→ REQUIRED TASK: Continue the passage on Massachusetts progressive challengers from the point where it stops.

→ GIVEN PASSAGE:

— Begin —

Rep. Liz Malia, who easily fended off a challenge from former radio host Charles Clemmons Muhammad in 2016, is facing a challenge from Ture Turnbull, executive director of MassCare, a campaign for a single-payer healthcare system in the state.
Along with At-large City Councilor Ayanna Pressley’s challenge to 7th Congressional District Rep. Michael Capuano, District 8 City Councilor Josh Zakim’s challenge to Secretary of State William Galvin, and paralegal Katie Forde’s challenge to Suffolk County Register of Deeds Stephen Murphy, the four House challengers represent a push from the left wing of the Democratic party that mirrors a similar leftward push at the national level with proponents pushing for single-payer health care, wage support for low-income earners and more liberal immigration laws.
In Massachusetts, candidates on the left wing of the party are pushing back against what many see as the Legislature’s politically conservative Democratic leadership.
“We’re always being told to wait, but as we’re waiting, this country is going to sh–,” says Jordan Berg Powers, executive director of Mass Alliance, a progressive political action network. “We’re always being told to wait. We hear ‘That’s not how it works.’ We can’t create change at the pace we’re going at.”
Powers and other political observers cite criminal justice reform, single-payer health care and progressive tax reform as issues the Legislature has lagged on. While legislators did pass a comprehensive criminal justice reform bill in April, the reforms fell short of what advocates sought, and mandatory minimum sentences were added for opioids.
“The criminal justice reforms the Legislature passed just catch us up to where other progressive states are,” Powers said.
Democratic majority
With Republicans holding just seven of the 40 seats in the Senate and 34 of the 160 seats in the House, Massachusetts is one of the most solidly Democratic states in the nation. Over the past 50 years, the state has consistently backed Democratic presidential candidates.
In decades past, Massachusetts made significant investments in public transit infrastructure and public K-12 and higher education. But starting in the 1990s when Republican governors and Democratic legislators made a series of cuts to the state’s income tax rate and taxes on investment dividends and interest, the state’s revenues have not kept pace with the cost of maintaining those investments. The rapidly increasing cost of health care and declining revenue from the sales tax have exacerbated the revenue shortfalls. A legislative committee found that the state is underfunding K-12 education by more than $1 billion a year. Massachusetts residents in public colleges and universities are burdened with increasing tuition and fees, and the MBTA system and regional public transit authorities are struggling with maintenance backlogs and equipment failures while faced with increasing demand.
While some on Beacon Hill, including former Gov. Deval Patrick, have made attempts at reforming the state’s tax system to restore revenue to public investments, there is a general lack of support in legislative leadership.
“We’ve had seven years of sustained economic growth and we’re not putting enough money in the rainy day fund or investing in progressive causes,” notes former state Democratic Party Chairman John Walsh, who backed Setti Warren’s aborted campaign for governor.

— End —

→ INFORMATION GIVEN:
— Begin —

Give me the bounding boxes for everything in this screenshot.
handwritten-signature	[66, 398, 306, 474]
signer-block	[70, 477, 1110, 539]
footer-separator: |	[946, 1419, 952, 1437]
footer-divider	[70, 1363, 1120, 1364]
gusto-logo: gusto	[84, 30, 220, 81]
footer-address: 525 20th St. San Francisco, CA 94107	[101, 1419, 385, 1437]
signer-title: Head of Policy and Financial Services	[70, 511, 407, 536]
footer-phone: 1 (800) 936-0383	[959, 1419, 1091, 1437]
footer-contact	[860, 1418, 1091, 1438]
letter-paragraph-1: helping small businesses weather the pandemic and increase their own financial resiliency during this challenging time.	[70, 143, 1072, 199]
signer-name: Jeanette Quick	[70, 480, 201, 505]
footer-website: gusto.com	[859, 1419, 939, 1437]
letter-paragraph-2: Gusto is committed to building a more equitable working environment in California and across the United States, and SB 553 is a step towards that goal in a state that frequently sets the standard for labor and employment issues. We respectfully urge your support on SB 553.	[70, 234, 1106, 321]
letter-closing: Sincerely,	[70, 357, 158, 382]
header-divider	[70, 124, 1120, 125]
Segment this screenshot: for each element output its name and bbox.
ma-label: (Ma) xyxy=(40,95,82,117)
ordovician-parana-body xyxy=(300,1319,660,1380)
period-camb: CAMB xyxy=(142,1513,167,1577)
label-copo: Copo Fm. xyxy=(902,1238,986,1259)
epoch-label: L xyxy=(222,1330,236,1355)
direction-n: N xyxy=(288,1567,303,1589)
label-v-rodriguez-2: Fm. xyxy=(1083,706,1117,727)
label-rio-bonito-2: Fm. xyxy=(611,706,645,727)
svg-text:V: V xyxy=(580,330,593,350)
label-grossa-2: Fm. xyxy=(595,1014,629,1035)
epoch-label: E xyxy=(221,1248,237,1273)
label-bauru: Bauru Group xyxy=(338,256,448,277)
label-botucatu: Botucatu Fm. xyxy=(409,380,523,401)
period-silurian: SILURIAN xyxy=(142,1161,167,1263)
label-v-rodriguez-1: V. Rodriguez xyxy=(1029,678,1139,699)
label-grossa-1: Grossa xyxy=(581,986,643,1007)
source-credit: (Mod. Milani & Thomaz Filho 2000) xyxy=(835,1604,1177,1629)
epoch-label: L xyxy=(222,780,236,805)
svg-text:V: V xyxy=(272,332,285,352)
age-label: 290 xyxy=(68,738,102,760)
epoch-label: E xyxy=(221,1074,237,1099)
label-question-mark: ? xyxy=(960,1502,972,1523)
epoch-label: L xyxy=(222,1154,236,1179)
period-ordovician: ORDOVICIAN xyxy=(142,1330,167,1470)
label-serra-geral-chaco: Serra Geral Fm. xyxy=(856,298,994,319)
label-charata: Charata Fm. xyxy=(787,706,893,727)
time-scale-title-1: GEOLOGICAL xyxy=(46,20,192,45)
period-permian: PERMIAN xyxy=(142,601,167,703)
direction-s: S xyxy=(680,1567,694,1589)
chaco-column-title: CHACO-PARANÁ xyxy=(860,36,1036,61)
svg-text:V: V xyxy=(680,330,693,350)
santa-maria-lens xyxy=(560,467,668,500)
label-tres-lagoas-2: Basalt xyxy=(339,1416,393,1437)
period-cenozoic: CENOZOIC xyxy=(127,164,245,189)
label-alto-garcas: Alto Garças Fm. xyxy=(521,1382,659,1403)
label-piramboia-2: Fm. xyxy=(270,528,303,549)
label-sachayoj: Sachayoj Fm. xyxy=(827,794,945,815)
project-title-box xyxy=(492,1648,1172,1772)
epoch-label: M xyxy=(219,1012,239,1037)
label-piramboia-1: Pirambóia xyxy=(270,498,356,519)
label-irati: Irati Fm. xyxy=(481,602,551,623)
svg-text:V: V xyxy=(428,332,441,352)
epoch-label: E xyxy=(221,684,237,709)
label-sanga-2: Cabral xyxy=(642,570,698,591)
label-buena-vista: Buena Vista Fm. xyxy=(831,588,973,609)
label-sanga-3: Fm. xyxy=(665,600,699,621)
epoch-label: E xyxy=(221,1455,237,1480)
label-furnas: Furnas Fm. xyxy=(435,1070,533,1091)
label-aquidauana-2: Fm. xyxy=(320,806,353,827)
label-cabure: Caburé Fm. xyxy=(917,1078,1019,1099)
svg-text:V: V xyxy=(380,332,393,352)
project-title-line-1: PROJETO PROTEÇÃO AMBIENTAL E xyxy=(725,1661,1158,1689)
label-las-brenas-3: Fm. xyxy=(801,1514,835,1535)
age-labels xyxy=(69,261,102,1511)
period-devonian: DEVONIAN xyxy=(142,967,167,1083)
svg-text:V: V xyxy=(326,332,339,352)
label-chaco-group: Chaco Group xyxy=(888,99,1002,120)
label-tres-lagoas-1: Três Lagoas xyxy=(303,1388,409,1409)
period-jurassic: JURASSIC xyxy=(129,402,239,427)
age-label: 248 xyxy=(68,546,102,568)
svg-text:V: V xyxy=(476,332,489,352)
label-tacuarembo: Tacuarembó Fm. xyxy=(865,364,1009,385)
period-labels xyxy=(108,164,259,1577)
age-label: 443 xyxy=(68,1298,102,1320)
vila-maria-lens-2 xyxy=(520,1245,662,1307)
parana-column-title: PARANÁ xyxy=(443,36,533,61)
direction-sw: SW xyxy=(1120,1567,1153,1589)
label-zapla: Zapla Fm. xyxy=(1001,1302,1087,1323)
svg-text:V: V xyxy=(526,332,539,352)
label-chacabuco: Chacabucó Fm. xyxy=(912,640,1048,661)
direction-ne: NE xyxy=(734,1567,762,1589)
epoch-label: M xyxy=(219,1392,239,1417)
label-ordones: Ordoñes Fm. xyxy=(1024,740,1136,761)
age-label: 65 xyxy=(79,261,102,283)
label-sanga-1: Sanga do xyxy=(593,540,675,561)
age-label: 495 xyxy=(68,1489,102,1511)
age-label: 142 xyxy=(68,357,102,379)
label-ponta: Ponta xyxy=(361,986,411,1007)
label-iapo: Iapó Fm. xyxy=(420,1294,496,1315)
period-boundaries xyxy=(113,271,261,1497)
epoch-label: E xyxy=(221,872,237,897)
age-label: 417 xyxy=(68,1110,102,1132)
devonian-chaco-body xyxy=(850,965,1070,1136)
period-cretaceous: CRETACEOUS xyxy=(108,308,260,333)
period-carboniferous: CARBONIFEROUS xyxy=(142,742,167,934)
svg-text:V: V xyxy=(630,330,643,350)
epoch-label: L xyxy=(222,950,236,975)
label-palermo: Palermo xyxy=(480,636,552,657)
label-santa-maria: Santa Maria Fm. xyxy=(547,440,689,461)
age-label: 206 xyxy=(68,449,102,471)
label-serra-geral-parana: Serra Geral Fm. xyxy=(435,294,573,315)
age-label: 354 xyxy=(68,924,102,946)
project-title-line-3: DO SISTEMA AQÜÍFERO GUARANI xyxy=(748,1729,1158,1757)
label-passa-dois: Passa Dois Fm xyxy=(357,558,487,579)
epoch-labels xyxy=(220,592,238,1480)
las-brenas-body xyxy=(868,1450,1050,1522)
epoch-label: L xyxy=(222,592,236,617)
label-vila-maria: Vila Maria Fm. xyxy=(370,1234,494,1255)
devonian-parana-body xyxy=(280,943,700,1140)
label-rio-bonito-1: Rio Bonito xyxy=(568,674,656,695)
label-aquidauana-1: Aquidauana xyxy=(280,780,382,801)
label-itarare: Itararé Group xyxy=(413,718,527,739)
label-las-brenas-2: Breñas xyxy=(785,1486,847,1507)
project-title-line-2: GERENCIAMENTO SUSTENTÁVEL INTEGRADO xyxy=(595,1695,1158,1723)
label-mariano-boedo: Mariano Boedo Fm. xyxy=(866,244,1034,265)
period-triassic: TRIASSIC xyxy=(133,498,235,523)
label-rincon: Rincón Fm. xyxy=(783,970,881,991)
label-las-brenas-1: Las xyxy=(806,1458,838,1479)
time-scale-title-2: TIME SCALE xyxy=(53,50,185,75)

— End —

→ RIGHT ANSWER:
Centrist orientation
With power concentrated in the hands of House Speaker Robert DeLeo, a Winthrop Democrat who regularly opposes progressive reforms and new taxes as if seeking some middle ground between the Democratic majority and the conservative fringe in the Legislature, the consolidation of power that began more than 20 years ago under then-Speaker Thomas Finneran has continued. In 2015, DeLeo led the House in a vote to abolish term limits for the post.
It took a state-wide grassroots movement, fueled in part by the rise of opiate deaths in the districts of virtually every legislator in the state, to pass the criminal justice reform package earlier this year that progressive legislators had fought years to enact.
On issues not backed by large state-wide constituencies, such as expanding solar energy, the state legislature doesn’t move. California passed a law in 2015 requiring utilities to source half of their electricity from renewable energy. The Massachusetts House blocked a measure in 2016 to increase the share of renewables local utilities are required to use.
Anti-establishment
State Rep. Russell Holmes, who represents the 6th Suffolk District, says the challenges to longtime incumbents may be aimed at legislative leadership, noting that three of the four Boston reps facing challenges are members of DeLeo’s leadership team. Sanchez is chairman of the powerful Ways and Means Committee, Malia is assistant vice chair and Rushing serves as majority whip.
“I think it’s more a reaction against the establishment,” Holmes said. “People feel like the building is being held up by the leadership. Even though the speaker has done some pretty progressive things, the Senate is so much more progressive. People see the speaker as the establishment.”
Powers agrees, saying that many of those challenging long-term incumbents are spurred on by frustration at the slow pace of change.
“If you’re not willing to take on these big issues, people are willing to get rid of you,” he said. “We’re seeing this across the state. In all these districts with conservative Democrats, we’re seeing challengers.”
He points to Jim Hawkins, an Attleboro Democrat who won an upset victory against a Republican city councilor in a special election for the Second Bristol District seat, and Mike Connolly, a Cambridge progressive who bumped longtime incumbent Timothy Toomey Jr. from the 26th Middlesex District.
Hawkins’ victory ought to be of particular interest to Republicans, notes John Walsh. The same dynamics that played out in Attleboro could propel a Democrat into the governor’s office come November.
“Hawkins was elected because of a surge of Democratic voters,” Walsh said. “That’s what keeps Baker’s team awake at night. That’s why they think they need to raise $30 million for his re-election.”
So far, the winds of change needn’t keep Holmes up at night. He has no challengers this year. But the challengers have him thinking.
“The city has changed a lot in the last 20 years,” he says. “The folks who are running are more representative of the people in the city. I wonder when my shelf life ends as well.”